▶ **Instruction**
Which lines hold the word "JSON"? Copy each of them.
— START —
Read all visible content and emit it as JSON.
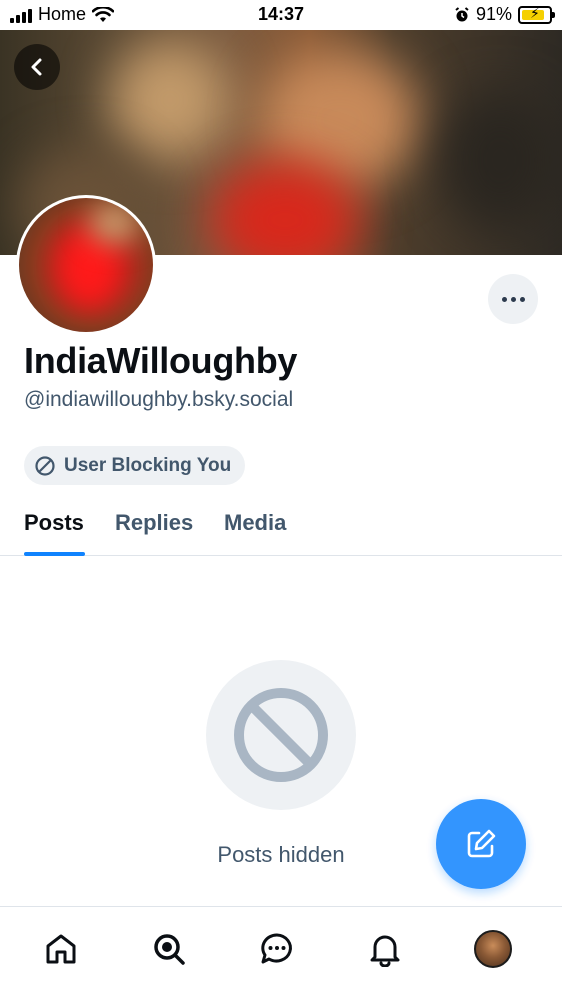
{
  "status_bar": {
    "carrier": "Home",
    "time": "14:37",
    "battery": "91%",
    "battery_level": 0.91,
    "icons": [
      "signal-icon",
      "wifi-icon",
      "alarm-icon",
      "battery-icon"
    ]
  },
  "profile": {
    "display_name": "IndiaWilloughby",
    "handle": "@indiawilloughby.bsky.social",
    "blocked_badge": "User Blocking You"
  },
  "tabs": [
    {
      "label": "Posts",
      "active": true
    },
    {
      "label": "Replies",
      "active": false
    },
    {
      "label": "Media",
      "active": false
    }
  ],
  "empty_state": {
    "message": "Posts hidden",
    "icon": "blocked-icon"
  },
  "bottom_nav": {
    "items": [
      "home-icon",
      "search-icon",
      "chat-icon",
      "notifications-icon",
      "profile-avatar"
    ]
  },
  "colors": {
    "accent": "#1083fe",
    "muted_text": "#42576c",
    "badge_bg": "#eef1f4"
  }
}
— END —
— START —
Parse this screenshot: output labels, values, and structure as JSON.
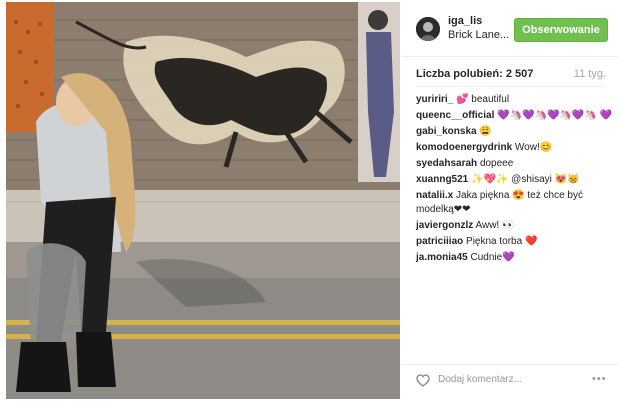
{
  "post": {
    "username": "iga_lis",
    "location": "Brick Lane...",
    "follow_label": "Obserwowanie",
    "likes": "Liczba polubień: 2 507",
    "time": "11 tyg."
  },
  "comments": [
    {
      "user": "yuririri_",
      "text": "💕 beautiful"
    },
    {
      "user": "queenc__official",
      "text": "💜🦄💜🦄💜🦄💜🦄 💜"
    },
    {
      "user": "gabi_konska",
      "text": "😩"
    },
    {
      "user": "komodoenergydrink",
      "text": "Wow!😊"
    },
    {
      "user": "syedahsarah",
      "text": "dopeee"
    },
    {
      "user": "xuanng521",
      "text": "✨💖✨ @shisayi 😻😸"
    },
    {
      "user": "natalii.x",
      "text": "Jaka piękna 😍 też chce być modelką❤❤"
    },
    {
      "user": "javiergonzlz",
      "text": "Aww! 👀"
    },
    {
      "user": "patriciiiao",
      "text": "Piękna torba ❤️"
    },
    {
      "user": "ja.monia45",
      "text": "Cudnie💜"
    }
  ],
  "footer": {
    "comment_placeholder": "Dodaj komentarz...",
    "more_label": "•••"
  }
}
— END —
▶ **Response to this exercise**
Read all visible content and emit it as JSON.
Parse this screenshot: output labels, values, and structure as JSON.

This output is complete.